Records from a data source
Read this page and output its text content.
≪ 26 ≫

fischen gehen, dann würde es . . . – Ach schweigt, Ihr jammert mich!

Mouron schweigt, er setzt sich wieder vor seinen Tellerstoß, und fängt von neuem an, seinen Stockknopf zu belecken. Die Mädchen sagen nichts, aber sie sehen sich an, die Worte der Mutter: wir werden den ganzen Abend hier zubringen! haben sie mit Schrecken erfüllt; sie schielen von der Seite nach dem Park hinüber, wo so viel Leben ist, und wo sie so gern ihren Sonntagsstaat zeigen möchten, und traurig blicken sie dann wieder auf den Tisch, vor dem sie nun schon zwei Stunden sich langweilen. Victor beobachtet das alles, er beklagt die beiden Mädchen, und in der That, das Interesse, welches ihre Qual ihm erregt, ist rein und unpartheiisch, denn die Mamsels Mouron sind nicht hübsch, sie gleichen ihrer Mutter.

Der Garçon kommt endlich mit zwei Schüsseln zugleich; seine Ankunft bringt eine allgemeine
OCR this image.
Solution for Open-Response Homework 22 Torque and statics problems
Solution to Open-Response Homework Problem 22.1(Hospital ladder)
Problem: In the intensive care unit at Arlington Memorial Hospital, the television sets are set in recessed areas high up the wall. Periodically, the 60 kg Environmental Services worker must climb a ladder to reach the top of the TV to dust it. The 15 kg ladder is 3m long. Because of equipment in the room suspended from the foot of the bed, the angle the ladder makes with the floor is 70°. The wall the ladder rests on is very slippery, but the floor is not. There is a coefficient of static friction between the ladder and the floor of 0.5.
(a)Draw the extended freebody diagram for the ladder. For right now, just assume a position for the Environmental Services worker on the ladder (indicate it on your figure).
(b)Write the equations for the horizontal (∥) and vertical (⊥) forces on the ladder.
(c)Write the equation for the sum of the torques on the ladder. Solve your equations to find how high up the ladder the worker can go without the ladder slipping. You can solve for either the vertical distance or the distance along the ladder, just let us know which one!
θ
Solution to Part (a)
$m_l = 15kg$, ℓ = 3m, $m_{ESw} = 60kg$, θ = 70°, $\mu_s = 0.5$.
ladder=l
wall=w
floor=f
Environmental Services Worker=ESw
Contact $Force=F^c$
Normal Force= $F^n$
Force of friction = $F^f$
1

→ What you are asked to do
Please reproduce each record precisely as written.

→ Response to the task
Read this page and output its text content.
≪ 26 ≫

fischen gehen, dann würde es . . . – Ach schweigt, Ihr jammert mich!

Mouron schweigt, er setzt sich wieder vor seinen Tellerstoß, und fängt von neuem an, seinen Stockknopf zu belecken. Die Mädchen sagen nichts, aber sie sehen sich an, die Worte der Mutter: wir werden den ganzen Abend hier zubringen! haben sie mit Schrecken erfüllt; sie schielen von der Seite nach dem Park hinüber, wo so viel Leben ist, und wo sie so gern ihren Sonntagsstaat zeigen möchten, und traurig blicken sie dann wieder auf den Tisch, vor dem sie nun schon zwei Stunden sich langweilen. Victor beobachtet das alles, er beklagt die beiden Mädchen, und in der That, das Interesse, welches ihre Qual ihm erregt, ist rein und unpartheiisch, denn die Mamsels Mouron sind nicht hübsch, sie gleichen ihrer Mutter.

Der Garçon kommt endlich mit zwei Schüsseln zugleich; seine Ankunft bringt eine allgemeine
OCR this image.
Solution for Open-Response Homework 22 Torque and statics problems
Solution to Open-Response Homework Problem 22.1(Hospital ladder)
Problem: In the intensive care unit at Arlington Memorial Hospital, the television sets are set in recessed areas high up the wall. Periodically, the 60 kg Environmental Services worker must climb a ladder to reach the top of the TV to dust it. The 15 kg ladder is 3m long. Because of equipment in the room suspended from the foot of the bed, the angle the ladder makes with the floor is 70°. The wall the ladder rests on is very slippery, but the floor is not. There is a coefficient of static friction between the ladder and the floor of 0.5.
(a)Draw the extended freebody diagram for the ladder. For right now, just assume a position for the Environmental Services worker on the ladder (indicate it on your figure).
(b)Write the equations for the horizontal (∥) and vertical (⊥) forces on the ladder.
(c)Write the equation for the sum of the torques on the ladder. Solve your equations to find how high up the ladder the worker can go without the ladder slipping. You can solve for either the vertical distance or the distance along the ladder, just let us know which one!
θ
Solution to Part (a)
$m_l = 15kg$, ℓ = 3m, $m_{ESw} = 60kg$, θ = 70°, $\mu_s = 0.5$.
ladder=l
wall=w
floor=f
Environmental Services Worker=ESw
Contact $Force=F^c$
Normal Force= $F^n$
Force of friction = $F^f$
1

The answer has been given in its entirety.